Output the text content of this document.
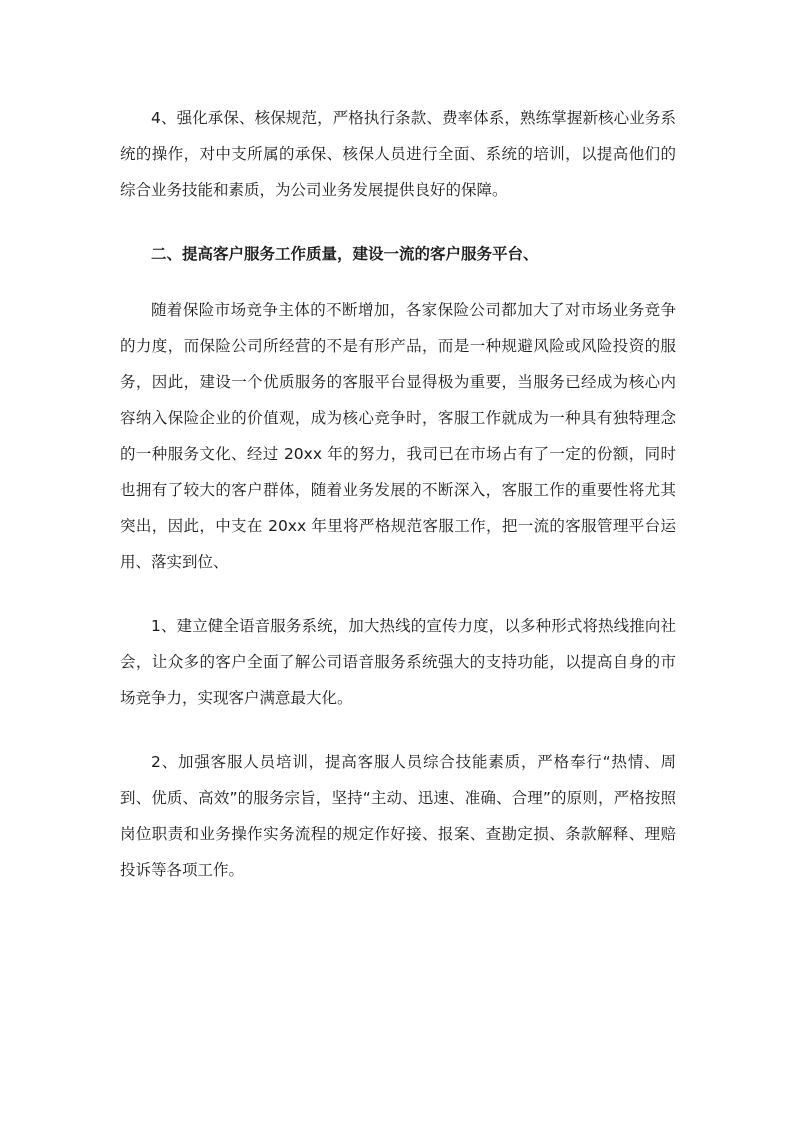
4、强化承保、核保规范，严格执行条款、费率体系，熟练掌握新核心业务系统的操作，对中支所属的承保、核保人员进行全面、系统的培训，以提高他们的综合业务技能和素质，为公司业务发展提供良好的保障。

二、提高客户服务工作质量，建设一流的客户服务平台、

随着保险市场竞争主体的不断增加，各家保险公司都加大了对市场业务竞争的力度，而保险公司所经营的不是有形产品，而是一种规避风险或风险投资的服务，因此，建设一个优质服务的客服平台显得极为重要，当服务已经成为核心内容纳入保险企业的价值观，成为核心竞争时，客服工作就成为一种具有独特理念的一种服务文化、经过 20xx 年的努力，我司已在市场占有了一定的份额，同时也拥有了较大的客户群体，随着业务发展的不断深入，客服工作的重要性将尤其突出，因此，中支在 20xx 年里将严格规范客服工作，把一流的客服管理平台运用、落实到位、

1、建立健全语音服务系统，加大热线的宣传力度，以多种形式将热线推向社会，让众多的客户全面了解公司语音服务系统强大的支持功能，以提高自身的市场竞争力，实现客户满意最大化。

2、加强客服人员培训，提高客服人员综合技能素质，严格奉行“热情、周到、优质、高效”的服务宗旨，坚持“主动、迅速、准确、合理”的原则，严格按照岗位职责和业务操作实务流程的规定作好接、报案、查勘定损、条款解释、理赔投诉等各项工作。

***

▸ Task instructions
Return all of the entries word for word, but omit the pictures.

▸ Result below
Output the text content of this document.
4、强化承保、核保规范，严格执行条款、费率体系，熟练掌握新核心业务系统的操作，对中支所属的承保、核保人员进行全面、系统的培训，以提高他们的综合业务技能和素质，为公司业务发展提供良好的保障。

二、提高客户服务工作质量，建设一流的客户服务平台、

随着保险市场竞争主体的不断增加，各家保险公司都加大了对市场业务竞争的力度，而保险公司所经营的不是有形产品，而是一种规避风险或风险投资的服务，因此，建设一个优质服务的客服平台显得极为重要，当服务已经成为核心内容纳入保险企业的价值观，成为核心竞争时，客服工作就成为一种具有独特理念的一种服务文化、经过 20xx 年的努力，我司已在市场占有了一定的份额，同时也拥有了较大的客户群体，随着业务发展的不断深入，客服工作的重要性将尤其突出，因此，中支在 20xx 年里将严格规范客服工作，把一流的客服管理平台运用、落实到位、

1、建立健全语音服务系统，加大热线的宣传力度，以多种形式将热线推向社会，让众多的客户全面了解公司语音服务系统强大的支持功能，以提高自身的市场竞争力，实现客户满意最大化。

2、加强客服人员培训，提高客服人员综合技能素质，严格奉行“热情、周到、优质、高效”的服务宗旨，坚持“主动、迅速、准确、合理”的原则，严格按照岗位职责和业务操作实务流程的规定作好接、报案、查勘定损、条款解释、理赔投诉等各项工作。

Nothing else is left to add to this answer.